* [The exercise] Find how many lines in the material contain "превышать"; your answer should be that number alone.

____ Records for processing

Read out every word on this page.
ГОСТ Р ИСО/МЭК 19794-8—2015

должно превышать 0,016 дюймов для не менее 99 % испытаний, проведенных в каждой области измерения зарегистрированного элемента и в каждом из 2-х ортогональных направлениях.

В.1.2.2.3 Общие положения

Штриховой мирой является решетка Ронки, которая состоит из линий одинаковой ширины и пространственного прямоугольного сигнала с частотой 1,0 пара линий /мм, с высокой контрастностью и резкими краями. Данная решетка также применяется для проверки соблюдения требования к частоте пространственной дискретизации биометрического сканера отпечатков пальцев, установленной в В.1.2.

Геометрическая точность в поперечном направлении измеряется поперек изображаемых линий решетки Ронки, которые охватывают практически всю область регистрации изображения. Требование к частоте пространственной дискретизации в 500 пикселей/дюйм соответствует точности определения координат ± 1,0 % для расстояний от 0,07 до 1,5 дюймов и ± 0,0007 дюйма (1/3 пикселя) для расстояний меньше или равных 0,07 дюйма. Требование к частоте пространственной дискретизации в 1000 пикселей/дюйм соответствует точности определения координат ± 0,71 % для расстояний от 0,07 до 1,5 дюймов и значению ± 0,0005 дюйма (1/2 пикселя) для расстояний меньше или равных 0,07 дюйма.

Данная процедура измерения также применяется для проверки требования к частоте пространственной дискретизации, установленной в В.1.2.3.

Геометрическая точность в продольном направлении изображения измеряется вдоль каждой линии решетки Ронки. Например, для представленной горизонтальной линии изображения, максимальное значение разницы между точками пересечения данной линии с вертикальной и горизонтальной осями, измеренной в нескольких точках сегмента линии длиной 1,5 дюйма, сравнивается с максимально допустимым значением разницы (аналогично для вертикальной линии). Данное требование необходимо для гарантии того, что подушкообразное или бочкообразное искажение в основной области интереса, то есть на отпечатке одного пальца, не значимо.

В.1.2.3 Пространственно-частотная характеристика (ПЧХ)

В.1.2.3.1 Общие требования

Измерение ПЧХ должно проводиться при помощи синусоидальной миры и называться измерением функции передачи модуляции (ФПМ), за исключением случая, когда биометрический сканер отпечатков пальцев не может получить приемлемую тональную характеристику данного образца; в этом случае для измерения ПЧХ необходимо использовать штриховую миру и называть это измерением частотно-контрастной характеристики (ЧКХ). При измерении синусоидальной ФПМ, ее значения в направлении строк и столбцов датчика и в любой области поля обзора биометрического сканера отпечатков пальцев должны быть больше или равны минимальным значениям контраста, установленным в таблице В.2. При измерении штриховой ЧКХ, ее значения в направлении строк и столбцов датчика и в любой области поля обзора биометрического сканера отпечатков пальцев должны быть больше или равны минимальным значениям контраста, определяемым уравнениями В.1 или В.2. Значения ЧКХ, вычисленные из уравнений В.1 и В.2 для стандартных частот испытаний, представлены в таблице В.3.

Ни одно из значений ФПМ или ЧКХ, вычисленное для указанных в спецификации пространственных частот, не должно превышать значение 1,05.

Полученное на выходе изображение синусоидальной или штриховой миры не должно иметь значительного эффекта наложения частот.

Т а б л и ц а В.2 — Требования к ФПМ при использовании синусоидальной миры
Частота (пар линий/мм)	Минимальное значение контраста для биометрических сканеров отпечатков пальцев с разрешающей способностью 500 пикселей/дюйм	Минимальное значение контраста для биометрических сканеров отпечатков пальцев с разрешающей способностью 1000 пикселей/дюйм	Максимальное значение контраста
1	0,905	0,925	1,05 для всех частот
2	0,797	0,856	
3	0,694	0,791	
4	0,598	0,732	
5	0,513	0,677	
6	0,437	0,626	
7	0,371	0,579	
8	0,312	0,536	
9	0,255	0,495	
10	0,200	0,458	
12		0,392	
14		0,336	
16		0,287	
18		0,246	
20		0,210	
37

________

* [Full output] 2